Written request: Restate all of the data exactly.

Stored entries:
▬▬▬▬▬▬

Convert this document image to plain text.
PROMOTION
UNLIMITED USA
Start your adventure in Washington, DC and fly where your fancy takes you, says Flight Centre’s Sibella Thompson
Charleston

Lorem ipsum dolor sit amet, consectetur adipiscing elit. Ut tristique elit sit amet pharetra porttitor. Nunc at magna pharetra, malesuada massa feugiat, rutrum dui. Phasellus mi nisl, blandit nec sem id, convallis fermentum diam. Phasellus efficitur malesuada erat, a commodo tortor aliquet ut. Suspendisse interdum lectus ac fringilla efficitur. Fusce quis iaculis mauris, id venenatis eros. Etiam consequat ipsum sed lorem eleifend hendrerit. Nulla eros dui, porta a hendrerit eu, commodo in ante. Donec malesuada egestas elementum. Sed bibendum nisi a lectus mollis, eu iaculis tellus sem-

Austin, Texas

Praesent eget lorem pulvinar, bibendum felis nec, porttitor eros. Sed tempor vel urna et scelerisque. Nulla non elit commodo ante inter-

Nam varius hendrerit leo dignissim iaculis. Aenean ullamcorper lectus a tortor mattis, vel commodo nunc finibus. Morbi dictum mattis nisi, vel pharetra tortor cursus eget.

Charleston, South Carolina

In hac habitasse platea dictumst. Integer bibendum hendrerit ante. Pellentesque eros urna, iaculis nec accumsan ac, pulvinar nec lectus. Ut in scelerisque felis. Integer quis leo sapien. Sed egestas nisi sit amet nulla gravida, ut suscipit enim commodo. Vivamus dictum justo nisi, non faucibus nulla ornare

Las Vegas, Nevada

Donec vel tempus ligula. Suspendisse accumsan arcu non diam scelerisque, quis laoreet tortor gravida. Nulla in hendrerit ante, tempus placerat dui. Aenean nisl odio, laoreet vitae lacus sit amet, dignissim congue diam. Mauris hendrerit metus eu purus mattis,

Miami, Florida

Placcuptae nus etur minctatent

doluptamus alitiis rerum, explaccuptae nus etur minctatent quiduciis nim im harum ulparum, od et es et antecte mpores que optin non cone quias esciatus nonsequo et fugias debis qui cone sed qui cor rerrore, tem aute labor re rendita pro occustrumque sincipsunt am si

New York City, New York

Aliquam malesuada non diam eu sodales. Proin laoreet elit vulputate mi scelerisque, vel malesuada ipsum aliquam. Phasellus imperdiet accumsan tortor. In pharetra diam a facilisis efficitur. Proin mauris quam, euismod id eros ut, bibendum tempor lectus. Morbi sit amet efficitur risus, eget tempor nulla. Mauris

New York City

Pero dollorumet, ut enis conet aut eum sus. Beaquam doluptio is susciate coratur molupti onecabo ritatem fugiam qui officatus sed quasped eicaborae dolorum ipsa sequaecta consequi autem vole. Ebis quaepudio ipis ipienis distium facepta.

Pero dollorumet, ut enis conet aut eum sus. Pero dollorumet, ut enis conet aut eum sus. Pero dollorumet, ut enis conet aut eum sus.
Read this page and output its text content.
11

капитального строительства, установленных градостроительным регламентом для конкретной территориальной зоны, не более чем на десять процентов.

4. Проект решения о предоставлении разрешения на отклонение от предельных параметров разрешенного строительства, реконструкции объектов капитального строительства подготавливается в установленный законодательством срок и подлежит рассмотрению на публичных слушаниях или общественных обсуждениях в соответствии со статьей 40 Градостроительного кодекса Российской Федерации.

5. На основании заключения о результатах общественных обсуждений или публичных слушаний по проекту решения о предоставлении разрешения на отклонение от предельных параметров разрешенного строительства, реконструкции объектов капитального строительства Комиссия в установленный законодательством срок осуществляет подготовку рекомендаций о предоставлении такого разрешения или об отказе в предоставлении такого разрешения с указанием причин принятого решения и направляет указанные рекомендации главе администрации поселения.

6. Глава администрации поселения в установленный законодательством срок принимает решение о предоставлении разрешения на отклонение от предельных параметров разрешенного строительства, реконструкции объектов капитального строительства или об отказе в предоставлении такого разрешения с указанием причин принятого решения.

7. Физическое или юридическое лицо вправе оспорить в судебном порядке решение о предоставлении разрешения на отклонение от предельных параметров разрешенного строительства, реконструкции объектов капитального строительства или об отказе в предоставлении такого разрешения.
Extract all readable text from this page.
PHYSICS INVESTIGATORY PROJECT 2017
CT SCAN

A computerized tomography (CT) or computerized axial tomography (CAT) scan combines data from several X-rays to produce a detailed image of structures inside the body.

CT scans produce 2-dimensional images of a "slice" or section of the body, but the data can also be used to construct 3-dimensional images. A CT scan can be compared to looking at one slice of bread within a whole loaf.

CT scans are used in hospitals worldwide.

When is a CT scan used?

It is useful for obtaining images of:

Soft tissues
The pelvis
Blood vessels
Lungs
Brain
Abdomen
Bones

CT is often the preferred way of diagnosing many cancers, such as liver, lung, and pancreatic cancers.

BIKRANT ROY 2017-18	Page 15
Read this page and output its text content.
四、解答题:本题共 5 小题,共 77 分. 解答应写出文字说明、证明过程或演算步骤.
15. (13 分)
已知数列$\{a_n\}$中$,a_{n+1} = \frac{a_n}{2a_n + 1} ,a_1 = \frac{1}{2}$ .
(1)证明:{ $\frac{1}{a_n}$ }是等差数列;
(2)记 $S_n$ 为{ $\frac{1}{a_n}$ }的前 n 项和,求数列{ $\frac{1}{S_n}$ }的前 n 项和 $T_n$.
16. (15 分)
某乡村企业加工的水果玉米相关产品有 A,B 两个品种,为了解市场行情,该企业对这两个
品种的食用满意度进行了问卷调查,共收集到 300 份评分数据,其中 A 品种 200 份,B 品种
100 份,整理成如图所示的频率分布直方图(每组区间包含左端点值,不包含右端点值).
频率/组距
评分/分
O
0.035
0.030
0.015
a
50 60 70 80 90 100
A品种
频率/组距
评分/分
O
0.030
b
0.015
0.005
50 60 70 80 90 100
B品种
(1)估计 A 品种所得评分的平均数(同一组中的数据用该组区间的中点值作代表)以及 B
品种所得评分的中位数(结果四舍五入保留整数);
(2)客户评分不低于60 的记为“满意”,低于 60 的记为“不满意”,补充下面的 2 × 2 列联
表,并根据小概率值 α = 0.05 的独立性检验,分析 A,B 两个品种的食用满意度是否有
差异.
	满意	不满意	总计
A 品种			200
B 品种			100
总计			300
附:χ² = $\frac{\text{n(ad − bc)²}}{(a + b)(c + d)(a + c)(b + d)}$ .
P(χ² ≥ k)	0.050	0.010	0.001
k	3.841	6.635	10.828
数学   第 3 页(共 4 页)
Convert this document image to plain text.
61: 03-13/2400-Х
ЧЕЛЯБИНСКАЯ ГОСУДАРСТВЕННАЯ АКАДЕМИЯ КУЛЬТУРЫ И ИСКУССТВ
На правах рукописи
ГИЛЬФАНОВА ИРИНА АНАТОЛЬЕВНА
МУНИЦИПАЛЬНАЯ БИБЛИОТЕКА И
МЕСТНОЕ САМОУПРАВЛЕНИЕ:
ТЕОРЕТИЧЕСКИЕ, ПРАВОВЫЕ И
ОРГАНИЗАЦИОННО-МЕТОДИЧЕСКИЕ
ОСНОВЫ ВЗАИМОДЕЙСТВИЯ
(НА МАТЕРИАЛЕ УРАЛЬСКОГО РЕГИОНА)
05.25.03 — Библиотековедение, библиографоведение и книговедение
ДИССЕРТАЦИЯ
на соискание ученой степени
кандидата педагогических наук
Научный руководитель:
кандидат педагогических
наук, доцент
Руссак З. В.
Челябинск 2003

▬▬▬▬▬▬

Finished answer:
Convert this document image to plain text.
PROMOTION
UNLIMITED USA
Start your adventure in Washington, DC and fly where your fancy takes you, says Flight Centre’s Sibella Thompson
Charleston

Lorem ipsum dolor sit amet, consectetur adipiscing elit. Ut tristique elit sit amet pharetra porttitor. Nunc at magna pharetra, malesuada massa feugiat, rutrum dui. Phasellus mi nisl, blandit nec sem id, convallis fermentum diam. Phasellus efficitur malesuada erat, a commodo tortor aliquet ut. Suspendisse interdum lectus ac fringilla efficitur. Fusce quis iaculis mauris, id venenatis eros. Etiam consequat ipsum sed lorem eleifend hendrerit. Nulla eros dui, porta a hendrerit eu, commodo in ante. Donec malesuada egestas elementum. Sed bibendum nisi a lectus mollis, eu iaculis tellus sem-

Austin, Texas

Praesent eget lorem pulvinar, bibendum felis nec, porttitor eros. Sed tempor vel urna et scelerisque. Nulla non elit commodo ante inter-

Nam varius hendrerit leo dignissim iaculis. Aenean ullamcorper lectus a tortor mattis, vel commodo nunc finibus. Morbi dictum mattis nisi, vel pharetra tortor cursus eget.

Charleston, South Carolina

In hac habitasse platea dictumst. Integer bibendum hendrerit ante. Pellentesque eros urna, iaculis nec accumsan ac, pulvinar nec lectus. Ut in scelerisque felis. Integer quis leo sapien. Sed egestas nisi sit amet nulla gravida, ut suscipit enim commodo. Vivamus dictum justo nisi, non faucibus nulla ornare

Las Vegas, Nevada

Donec vel tempus ligula. Suspendisse accumsan arcu non diam scelerisque, quis laoreet tortor gravida. Nulla in hendrerit ante, tempus placerat dui. Aenean nisl odio, laoreet vitae lacus sit amet, dignissim congue diam. Mauris hendrerit metus eu purus mattis,

Miami, Florida

Placcuptae nus etur minctatent

doluptamus alitiis rerum, explaccuptae nus etur minctatent quiduciis nim im harum ulparum, od et es et antecte mpores que optin non cone quias esciatus nonsequo et fugias debis qui cone sed qui cor rerrore, tem aute labor re rendita pro occustrumque sincipsunt am si

New York City, New York

Aliquam malesuada non diam eu sodales. Proin laoreet elit vulputate mi scelerisque, vel malesuada ipsum aliquam. Phasellus imperdiet accumsan tortor. In pharetra diam a facilisis efficitur. Proin mauris quam, euismod id eros ut, bibendum tempor lectus. Morbi sit amet efficitur risus, eget tempor nulla. Mauris

New York City

Pero dollorumet, ut enis conet aut eum sus. Beaquam doluptio is susciate coratur molupti onecabo ritatem fugiam qui officatus sed quasped eicaborae dolorum ipsa sequaecta consequi autem vole. Ebis quaepudio ipis ipienis distium facepta.

Pero dollorumet, ut enis conet aut eum sus. Pero dollorumet, ut enis conet aut eum sus. Pero dollorumet, ut enis conet aut eum sus.
Read this page and output its text content.
11

капитального строительства, установленных градостроительным регламентом для конкретной территориальной зоны, не более чем на десять процентов.

4. Проект решения о предоставлении разрешения на отклонение от предельных параметров разрешенного строительства, реконструкции объектов капитального строительства подготавливается в установленный законодательством срок и подлежит рассмотрению на публичных слушаниях или общественных обсуждениях в соответствии со статьей 40 Градостроительного кодекса Российской Федерации.

5. На основании заключения о результатах общественных обсуждений или публичных слушаний по проекту решения о предоставлении разрешения на отклонение от предельных параметров разрешенного строительства, реконструкции объектов капитального строительства Комиссия в установленный законодательством срок осуществляет подготовку рекомендаций о предоставлении такого разрешения или об отказе в предоставлении такого разрешения с указанием причин принятого решения и направляет указанные рекомендации главе администрации поселения.

6. Глава администрации поселения в установленный законодательством срок принимает решение о предоставлении разрешения на отклонение от предельных параметров разрешенного строительства, реконструкции объектов капитального строительства или об отказе в предоставлении такого разрешения с указанием причин принятого решения.

7. Физическое или юридическое лицо вправе оспорить в судебном порядке решение о предоставлении разрешения на отклонение от предельных параметров разрешенного строительства, реконструкции объектов капитального строительства или об отказе в предоставлении такого разрешения.
Extract all readable text from this page.
PHYSICS INVESTIGATORY PROJECT 2017
CT SCAN

A computerized tomography (CT) or computerized axial tomography (CAT) scan combines data from several X-rays to produce a detailed image of structures inside the body.

CT scans produce 2-dimensional images of a "slice" or section of the body, but the data can also be used to construct 3-dimensional images. A CT scan can be compared to looking at one slice of bread within a whole loaf.

CT scans are used in hospitals worldwide.

When is a CT scan used?

It is useful for obtaining images of:

Soft tissues
The pelvis
Blood vessels
Lungs
Brain
Abdomen
Bones

CT is often the preferred way of diagnosing many cancers, such as liver, lung, and pancreatic cancers.

BIKRANT ROY 2017-18	Page 15
Read this page and output its text content.
四、解答题:本题共 5 小题,共 77 分. 解答应写出文字说明、证明过程或演算步骤.
15. (13 分)
已知数列$\{a_n\}$中$,a_{n+1} = \frac{a_n}{2a_n + 1} ,a_1 = \frac{1}{2}$ .
(1)证明:{ $\frac{1}{a_n}$ }是等差数列;
(2)记 $S_n$ 为{ $\frac{1}{a_n}$ }的前 n 项和,求数列{ $\frac{1}{S_n}$ }的前 n 项和 $T_n$.
16. (15 分)
某乡村企业加工的水果玉米相关产品有 A,B 两个品种,为了解市场行情,该企业对这两个
品种的食用满意度进行了问卷调查,共收集到 300 份评分数据,其中 A 品种 200 份,B 品种
100 份,整理成如图所示的频率分布直方图(每组区间包含左端点值,不包含右端点值).
频率/组距
评分/分
O
0.035
0.030
0.015
a
50 60 70 80 90 100
A品种
频率/组距
评分/分
O
0.030
b
0.015
0.005
50 60 70 80 90 100
B品种
(1)估计 A 品种所得评分的平均数(同一组中的数据用该组区间的中点值作代表)以及 B
品种所得评分的中位数(结果四舍五入保留整数);
(2)客户评分不低于60 的记为“满意”,低于 60 的记为“不满意”,补充下面的 2 × 2 列联
表,并根据小概率值 α = 0.05 的独立性检验,分析 A,B 两个品种的食用满意度是否有
差异.
	满意	不满意	总计
A 品种			200
B 品种			100
总计			300
附:χ² = $\frac{\text{n(ad − bc)²}}{(a + b)(c + d)(a + c)(b + d)}$ .
P(χ² ≥ k)	0.050	0.010	0.001
k	3.841	6.635	10.828
数学   第 3 页(共 4 页)
Convert this document image to plain text.
61: 03-13/2400-Х
ЧЕЛЯБИНСКАЯ ГОСУДАРСТВЕННАЯ АКАДЕМИЯ КУЛЬТУРЫ И ИСКУССТВ
На правах рукописи
ГИЛЬФАНОВА ИРИНА АНАТОЛЬЕВНА
МУНИЦИПАЛЬНАЯ БИБЛИОТЕКА И
МЕСТНОЕ САМОУПРАВЛЕНИЕ:
ТЕОРЕТИЧЕСКИЕ, ПРАВОВЫЕ И
ОРГАНИЗАЦИОННО-МЕТОДИЧЕСКИЕ
ОСНОВЫ ВЗАИМОДЕЙСТВИЯ
(НА МАТЕРИАЛЕ УРАЛЬСКОГО РЕГИОНА)
05.25.03 — Библиотековедение, библиографоведение и книговедение
ДИССЕРТАЦИЯ
на соискание ученой степени
кандидата педагогических наук
Научный руководитель:
кандидат педагогических
наук, доцент
Руссак З. В.
Челябинск 2003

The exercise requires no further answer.